◆ **PROBLEM REQUIREMENTS**
Every entry here needs to be repeated exactly.

◆ **LISTED ENTRIES**
• • • • •
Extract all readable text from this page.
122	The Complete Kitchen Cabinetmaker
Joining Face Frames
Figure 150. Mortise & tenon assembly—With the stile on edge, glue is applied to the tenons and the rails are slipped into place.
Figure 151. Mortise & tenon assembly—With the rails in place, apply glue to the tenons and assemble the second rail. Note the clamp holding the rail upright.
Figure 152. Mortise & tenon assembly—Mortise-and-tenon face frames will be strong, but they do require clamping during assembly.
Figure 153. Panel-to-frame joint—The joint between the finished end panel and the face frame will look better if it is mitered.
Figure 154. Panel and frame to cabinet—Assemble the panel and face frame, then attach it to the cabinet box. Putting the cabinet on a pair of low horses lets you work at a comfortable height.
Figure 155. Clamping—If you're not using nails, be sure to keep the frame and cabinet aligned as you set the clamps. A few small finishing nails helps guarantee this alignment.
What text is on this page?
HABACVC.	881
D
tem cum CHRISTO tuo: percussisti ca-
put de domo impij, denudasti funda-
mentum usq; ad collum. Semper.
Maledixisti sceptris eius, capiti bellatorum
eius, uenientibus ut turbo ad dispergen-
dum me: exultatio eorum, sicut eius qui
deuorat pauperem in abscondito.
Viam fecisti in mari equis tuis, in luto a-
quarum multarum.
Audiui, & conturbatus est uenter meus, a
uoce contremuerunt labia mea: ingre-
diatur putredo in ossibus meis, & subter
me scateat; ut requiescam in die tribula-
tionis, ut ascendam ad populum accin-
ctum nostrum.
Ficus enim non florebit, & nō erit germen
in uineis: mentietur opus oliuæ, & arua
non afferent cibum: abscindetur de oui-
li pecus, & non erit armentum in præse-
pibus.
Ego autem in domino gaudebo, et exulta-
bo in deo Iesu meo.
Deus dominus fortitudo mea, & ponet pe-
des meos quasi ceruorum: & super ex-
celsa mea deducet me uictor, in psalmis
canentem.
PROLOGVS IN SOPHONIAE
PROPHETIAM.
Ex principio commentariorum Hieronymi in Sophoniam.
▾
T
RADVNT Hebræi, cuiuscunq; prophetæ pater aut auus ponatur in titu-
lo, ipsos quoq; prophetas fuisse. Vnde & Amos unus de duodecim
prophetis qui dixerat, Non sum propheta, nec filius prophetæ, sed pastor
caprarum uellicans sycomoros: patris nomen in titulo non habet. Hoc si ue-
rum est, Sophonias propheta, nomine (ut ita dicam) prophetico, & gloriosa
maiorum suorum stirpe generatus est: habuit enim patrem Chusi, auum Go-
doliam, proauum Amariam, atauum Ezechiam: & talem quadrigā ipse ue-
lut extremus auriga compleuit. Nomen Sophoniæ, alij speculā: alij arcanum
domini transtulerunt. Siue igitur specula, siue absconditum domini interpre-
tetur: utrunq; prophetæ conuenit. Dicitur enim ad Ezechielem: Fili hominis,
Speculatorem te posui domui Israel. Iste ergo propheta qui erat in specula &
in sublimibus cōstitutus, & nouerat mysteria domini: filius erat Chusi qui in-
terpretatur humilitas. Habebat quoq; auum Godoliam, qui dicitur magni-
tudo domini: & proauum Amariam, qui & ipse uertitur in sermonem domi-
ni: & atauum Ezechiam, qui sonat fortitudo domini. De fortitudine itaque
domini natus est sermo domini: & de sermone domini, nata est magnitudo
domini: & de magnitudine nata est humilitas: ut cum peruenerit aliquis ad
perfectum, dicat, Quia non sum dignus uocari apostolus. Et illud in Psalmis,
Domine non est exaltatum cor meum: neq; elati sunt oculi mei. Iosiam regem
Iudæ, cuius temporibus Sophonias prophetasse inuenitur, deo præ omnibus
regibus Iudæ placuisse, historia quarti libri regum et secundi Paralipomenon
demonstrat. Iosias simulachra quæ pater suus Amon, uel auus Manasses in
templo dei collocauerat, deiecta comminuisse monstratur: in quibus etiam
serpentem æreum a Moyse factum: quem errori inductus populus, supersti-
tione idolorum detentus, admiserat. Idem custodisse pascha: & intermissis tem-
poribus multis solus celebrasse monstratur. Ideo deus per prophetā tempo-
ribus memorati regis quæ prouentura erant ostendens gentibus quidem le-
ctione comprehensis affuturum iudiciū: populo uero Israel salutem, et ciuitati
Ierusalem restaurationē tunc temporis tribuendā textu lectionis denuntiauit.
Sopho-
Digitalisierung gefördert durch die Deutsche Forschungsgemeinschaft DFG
• • • • •
◆ **PROBLEM SOLUTION**
Extract all readable text from this page.
122	The Complete Kitchen Cabinetmaker
Joining Face Frames
Figure 150. Mortise & tenon assembly—With the stile on edge, glue is applied to the tenons and the rails are slipped into place.
Figure 151. Mortise & tenon assembly—With the rails in place, apply glue to the tenons and assemble the second rail. Note the clamp holding the rail upright.
Figure 152. Mortise & tenon assembly—Mortise-and-tenon face frames will be strong, but they do require clamping during assembly.
Figure 153. Panel-to-frame joint—The joint between the finished end panel and the face frame will look better if it is mitered.
Figure 154. Panel and frame to cabinet—Assemble the panel and face frame, then attach it to the cabinet box. Putting the cabinet on a pair of low horses lets you work at a comfortable height.
Figure 155. Clamping—If you're not using nails, be sure to keep the frame and cabinet aligned as you set the clamps. A few small finishing nails helps guarantee this alignment.
What text is on this page?
HABACVC.	881
D
tem cum CHRISTO tuo: percussisti ca-
put de domo impij, denudasti funda-
mentum usq; ad collum. Semper.
Maledixisti sceptris eius, capiti bellatorum
eius, uenientibus ut turbo ad dispergen-
dum me: exultatio eorum, sicut eius qui
deuorat pauperem in abscondito.
Viam fecisti in mari equis tuis, in luto a-
quarum multarum.
Audiui, & conturbatus est uenter meus, a
uoce contremuerunt labia mea: ingre-
diatur putredo in ossibus meis, & subter
me scateat; ut requiescam in die tribula-
tionis, ut ascendam ad populum accin-
ctum nostrum.
Ficus enim non florebit, & nō erit germen
in uineis: mentietur opus oliuæ, & arua
non afferent cibum: abscindetur de oui-
li pecus, & non erit armentum in præse-
pibus.
Ego autem in domino gaudebo, et exulta-
bo in deo Iesu meo.
Deus dominus fortitudo mea, & ponet pe-
des meos quasi ceruorum: & super ex-
celsa mea deducet me uictor, in psalmis
canentem.
PROLOGVS IN SOPHONIAE
PROPHETIAM.
Ex principio commentariorum Hieronymi in Sophoniam.
▾
T
RADVNT Hebræi, cuiuscunq; prophetæ pater aut auus ponatur in titu-
lo, ipsos quoq; prophetas fuisse. Vnde & Amos unus de duodecim
prophetis qui dixerat, Non sum propheta, nec filius prophetæ, sed pastor
caprarum uellicans sycomoros: patris nomen in titulo non habet. Hoc si ue-
rum est, Sophonias propheta, nomine (ut ita dicam) prophetico, & gloriosa
maiorum suorum stirpe generatus est: habuit enim patrem Chusi, auum Go-
doliam, proauum Amariam, atauum Ezechiam: & talem quadrigā ipse ue-
lut extremus auriga compleuit. Nomen Sophoniæ, alij speculā: alij arcanum
domini transtulerunt. Siue igitur specula, siue absconditum domini interpre-
tetur: utrunq; prophetæ conuenit. Dicitur enim ad Ezechielem: Fili hominis,
Speculatorem te posui domui Israel. Iste ergo propheta qui erat in specula &
in sublimibus cōstitutus, & nouerat mysteria domini: filius erat Chusi qui in-
terpretatur humilitas. Habebat quoq; auum Godoliam, qui dicitur magni-
tudo domini: & proauum Amariam, qui & ipse uertitur in sermonem domi-
ni: & atauum Ezechiam, qui sonat fortitudo domini. De fortitudine itaque
domini natus est sermo domini: & de sermone domini, nata est magnitudo
domini: & de magnitudine nata est humilitas: ut cum peruenerit aliquis ad
perfectum, dicat, Quia non sum dignus uocari apostolus. Et illud in Psalmis,
Domine non est exaltatum cor meum: neq; elati sunt oculi mei. Iosiam regem
Iudæ, cuius temporibus Sophonias prophetasse inuenitur, deo præ omnibus
regibus Iudæ placuisse, historia quarti libri regum et secundi Paralipomenon
demonstrat. Iosias simulachra quæ pater suus Amon, uel auus Manasses in
templo dei collocauerat, deiecta comminuisse monstratur: in quibus etiam
serpentem æreum a Moyse factum: quem errori inductus populus, supersti-
tione idolorum detentus, admiserat. Idem custodisse pascha: & intermissis tem-
poribus multis solus celebrasse monstratur. Ideo deus per prophetā tempo-
ribus memorati regis quæ prouentura erant ostendens gentibus quidem le-
ctione comprehensis affuturum iudiciū: populo uero Israel salutem, et ciuitati
Ierusalem restaurationē tunc temporis tribuendā textu lectionis denuntiauit.
Sopho-
Digitalisierung gefördert durch die Deutsche Forschungsgemeinschaft DFG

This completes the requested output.